* [Problem]: Copy every line of the records below that holds the word "point".

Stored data
* * * * * * * * *

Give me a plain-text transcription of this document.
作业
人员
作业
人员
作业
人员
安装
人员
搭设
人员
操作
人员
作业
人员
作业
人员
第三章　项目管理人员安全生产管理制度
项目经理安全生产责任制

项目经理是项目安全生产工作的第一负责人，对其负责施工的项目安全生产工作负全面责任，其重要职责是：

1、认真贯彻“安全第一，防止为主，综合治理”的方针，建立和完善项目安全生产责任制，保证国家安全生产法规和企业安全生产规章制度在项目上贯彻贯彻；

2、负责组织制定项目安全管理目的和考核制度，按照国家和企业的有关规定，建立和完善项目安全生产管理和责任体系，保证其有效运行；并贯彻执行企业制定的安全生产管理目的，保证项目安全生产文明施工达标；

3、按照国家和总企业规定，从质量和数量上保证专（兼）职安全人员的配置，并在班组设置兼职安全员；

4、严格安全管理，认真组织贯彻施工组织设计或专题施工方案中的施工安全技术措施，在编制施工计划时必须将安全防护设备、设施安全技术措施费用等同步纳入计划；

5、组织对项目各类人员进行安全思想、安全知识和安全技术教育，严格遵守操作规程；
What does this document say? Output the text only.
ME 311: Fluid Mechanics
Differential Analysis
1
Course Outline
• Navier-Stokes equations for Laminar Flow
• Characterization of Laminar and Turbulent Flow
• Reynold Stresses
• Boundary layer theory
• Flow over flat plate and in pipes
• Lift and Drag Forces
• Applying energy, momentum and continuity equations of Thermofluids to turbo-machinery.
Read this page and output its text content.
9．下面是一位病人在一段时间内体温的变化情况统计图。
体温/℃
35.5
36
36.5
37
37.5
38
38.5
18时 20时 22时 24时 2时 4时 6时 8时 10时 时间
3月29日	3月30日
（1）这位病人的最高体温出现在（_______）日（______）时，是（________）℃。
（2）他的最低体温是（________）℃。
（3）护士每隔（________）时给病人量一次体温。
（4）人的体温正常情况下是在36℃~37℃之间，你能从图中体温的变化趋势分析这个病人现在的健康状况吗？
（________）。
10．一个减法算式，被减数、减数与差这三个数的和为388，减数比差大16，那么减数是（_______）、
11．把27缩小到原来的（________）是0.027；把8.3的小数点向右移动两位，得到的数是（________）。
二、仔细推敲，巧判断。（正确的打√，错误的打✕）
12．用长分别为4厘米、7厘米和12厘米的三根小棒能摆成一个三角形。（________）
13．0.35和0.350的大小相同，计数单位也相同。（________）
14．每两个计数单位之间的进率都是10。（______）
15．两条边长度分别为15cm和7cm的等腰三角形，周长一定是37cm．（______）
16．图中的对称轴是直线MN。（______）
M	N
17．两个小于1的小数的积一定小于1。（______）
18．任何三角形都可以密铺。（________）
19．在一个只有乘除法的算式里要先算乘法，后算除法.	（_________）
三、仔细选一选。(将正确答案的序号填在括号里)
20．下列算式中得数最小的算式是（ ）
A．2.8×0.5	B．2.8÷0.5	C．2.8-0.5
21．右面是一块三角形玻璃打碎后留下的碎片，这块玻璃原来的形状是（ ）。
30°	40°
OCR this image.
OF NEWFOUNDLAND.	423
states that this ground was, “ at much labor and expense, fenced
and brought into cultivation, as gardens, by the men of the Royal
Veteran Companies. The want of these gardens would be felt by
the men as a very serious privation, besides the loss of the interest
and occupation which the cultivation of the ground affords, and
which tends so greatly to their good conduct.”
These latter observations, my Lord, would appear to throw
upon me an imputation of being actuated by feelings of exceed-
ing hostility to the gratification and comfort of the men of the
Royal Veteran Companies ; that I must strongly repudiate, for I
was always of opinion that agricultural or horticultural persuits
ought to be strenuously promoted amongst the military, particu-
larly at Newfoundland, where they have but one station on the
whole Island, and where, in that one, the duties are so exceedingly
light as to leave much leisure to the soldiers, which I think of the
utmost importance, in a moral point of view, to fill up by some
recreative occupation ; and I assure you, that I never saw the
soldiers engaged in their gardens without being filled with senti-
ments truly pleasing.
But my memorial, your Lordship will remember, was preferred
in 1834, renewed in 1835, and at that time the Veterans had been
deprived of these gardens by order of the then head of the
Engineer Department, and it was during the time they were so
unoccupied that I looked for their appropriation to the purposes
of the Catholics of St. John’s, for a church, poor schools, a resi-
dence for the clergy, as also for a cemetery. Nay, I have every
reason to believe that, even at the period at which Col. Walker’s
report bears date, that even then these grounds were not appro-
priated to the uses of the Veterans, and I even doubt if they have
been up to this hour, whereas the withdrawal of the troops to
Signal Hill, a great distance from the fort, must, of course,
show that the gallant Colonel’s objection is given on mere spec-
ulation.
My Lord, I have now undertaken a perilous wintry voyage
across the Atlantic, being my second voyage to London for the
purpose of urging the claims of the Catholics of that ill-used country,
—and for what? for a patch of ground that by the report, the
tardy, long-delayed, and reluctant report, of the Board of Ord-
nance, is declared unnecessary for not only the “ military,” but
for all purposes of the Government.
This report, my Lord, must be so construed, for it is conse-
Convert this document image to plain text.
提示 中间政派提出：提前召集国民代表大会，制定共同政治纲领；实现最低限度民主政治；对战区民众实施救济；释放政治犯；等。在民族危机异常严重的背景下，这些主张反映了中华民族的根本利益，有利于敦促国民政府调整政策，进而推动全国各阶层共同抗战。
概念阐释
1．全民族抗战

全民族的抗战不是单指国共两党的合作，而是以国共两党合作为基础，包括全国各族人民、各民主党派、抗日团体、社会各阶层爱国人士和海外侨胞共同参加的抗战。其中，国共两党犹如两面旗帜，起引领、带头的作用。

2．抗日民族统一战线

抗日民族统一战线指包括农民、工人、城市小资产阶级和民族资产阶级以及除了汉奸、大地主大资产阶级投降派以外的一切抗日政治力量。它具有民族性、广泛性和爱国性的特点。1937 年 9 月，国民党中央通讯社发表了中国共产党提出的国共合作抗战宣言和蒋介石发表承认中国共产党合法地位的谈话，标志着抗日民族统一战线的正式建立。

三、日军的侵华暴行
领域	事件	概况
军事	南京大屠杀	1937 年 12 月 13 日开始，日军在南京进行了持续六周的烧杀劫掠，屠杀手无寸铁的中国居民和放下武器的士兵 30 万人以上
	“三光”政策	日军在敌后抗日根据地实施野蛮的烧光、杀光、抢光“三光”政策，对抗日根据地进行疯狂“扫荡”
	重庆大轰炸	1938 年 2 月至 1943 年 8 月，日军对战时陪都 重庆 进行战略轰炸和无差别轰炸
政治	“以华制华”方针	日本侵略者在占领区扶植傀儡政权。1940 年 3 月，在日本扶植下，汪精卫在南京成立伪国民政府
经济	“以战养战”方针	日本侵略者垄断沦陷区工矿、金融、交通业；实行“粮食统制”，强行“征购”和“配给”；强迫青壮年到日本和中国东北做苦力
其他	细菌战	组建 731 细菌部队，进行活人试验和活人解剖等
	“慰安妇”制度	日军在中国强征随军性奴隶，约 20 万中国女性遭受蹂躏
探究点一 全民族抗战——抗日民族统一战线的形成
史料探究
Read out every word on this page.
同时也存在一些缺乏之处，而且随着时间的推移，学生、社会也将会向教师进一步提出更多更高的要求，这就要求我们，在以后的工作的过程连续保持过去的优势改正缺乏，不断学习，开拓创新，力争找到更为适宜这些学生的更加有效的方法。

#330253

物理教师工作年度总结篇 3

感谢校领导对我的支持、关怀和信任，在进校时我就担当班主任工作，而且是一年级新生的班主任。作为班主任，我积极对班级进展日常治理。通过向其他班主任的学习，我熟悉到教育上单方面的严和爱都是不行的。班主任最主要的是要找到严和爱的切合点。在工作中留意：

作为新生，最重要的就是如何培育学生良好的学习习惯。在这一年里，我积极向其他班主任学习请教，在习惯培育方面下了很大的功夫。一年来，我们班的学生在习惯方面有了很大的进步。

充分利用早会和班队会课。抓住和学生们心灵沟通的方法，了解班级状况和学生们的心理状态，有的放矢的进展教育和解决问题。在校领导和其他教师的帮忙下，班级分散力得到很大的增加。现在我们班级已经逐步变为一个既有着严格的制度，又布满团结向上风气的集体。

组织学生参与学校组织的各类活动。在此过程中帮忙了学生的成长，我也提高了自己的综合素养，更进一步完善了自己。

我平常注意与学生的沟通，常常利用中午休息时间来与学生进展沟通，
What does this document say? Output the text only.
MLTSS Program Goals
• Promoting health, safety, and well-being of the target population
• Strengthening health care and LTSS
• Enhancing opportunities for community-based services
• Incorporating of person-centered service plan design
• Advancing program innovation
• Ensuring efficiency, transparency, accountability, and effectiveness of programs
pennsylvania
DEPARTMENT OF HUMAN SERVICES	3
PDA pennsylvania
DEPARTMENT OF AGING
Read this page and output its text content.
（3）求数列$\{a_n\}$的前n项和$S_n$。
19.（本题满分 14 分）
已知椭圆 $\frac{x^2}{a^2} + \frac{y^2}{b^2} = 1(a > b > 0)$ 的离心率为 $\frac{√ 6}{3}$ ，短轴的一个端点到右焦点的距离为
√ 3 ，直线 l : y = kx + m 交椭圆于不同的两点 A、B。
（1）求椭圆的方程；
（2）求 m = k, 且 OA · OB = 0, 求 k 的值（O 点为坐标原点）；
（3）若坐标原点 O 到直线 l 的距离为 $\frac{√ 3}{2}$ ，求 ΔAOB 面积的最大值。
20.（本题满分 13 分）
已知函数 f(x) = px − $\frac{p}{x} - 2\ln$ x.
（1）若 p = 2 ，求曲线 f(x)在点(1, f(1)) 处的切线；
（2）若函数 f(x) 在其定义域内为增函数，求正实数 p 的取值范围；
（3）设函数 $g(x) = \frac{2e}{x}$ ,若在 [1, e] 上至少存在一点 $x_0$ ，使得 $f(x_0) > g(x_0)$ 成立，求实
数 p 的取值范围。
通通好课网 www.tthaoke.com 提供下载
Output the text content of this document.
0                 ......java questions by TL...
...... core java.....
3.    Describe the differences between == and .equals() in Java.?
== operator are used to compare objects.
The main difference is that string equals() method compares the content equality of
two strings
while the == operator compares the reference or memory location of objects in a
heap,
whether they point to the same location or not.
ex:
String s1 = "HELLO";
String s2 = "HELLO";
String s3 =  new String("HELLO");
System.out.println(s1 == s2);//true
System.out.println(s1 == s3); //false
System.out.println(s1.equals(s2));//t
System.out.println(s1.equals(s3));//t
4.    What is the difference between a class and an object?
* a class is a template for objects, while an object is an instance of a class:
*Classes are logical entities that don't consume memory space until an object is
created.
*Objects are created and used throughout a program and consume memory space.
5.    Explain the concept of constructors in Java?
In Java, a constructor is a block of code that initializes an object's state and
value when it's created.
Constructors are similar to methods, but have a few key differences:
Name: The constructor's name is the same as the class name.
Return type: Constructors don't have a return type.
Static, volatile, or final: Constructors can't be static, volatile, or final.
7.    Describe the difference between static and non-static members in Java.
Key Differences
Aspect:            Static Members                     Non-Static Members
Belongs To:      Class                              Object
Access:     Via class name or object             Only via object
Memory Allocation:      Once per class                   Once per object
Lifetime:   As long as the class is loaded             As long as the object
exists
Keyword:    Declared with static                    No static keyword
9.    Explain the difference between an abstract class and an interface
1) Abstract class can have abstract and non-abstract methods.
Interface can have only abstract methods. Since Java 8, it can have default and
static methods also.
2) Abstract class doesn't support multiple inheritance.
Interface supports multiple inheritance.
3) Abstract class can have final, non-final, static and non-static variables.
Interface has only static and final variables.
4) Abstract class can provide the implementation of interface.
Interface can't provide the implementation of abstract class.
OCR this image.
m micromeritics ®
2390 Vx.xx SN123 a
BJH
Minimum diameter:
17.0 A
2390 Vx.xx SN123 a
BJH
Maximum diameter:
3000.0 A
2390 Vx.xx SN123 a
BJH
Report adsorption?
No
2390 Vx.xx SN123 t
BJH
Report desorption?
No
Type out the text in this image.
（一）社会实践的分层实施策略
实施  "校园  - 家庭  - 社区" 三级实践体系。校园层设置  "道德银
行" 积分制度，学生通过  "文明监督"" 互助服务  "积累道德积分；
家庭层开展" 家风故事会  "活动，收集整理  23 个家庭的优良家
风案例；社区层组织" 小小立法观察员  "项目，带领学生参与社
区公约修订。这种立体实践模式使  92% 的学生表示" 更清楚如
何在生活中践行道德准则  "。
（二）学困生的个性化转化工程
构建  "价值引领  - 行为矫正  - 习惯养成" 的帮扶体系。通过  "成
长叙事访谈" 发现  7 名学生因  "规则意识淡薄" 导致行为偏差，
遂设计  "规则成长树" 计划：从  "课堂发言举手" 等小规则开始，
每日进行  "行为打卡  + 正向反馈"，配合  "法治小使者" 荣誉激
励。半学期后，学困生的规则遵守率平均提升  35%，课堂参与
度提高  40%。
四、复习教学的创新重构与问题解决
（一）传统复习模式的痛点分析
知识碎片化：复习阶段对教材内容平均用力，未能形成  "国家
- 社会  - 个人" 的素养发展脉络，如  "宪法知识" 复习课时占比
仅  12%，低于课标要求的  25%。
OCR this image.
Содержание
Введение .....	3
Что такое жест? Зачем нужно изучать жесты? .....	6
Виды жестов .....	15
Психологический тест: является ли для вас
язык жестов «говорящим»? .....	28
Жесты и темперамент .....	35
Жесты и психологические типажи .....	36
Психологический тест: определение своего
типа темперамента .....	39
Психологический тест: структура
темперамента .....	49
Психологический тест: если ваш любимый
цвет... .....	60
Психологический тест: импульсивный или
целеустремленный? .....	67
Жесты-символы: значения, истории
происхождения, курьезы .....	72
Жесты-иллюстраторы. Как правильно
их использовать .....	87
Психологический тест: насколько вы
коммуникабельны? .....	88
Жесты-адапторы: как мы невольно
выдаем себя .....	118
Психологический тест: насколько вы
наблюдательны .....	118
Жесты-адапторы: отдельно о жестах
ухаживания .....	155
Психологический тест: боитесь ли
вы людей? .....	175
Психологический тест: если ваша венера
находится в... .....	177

* * * * * * * * *

* [Correct response]:
utmost importance, in a moral point of view, to fill up by some
whether they point to the same location or not.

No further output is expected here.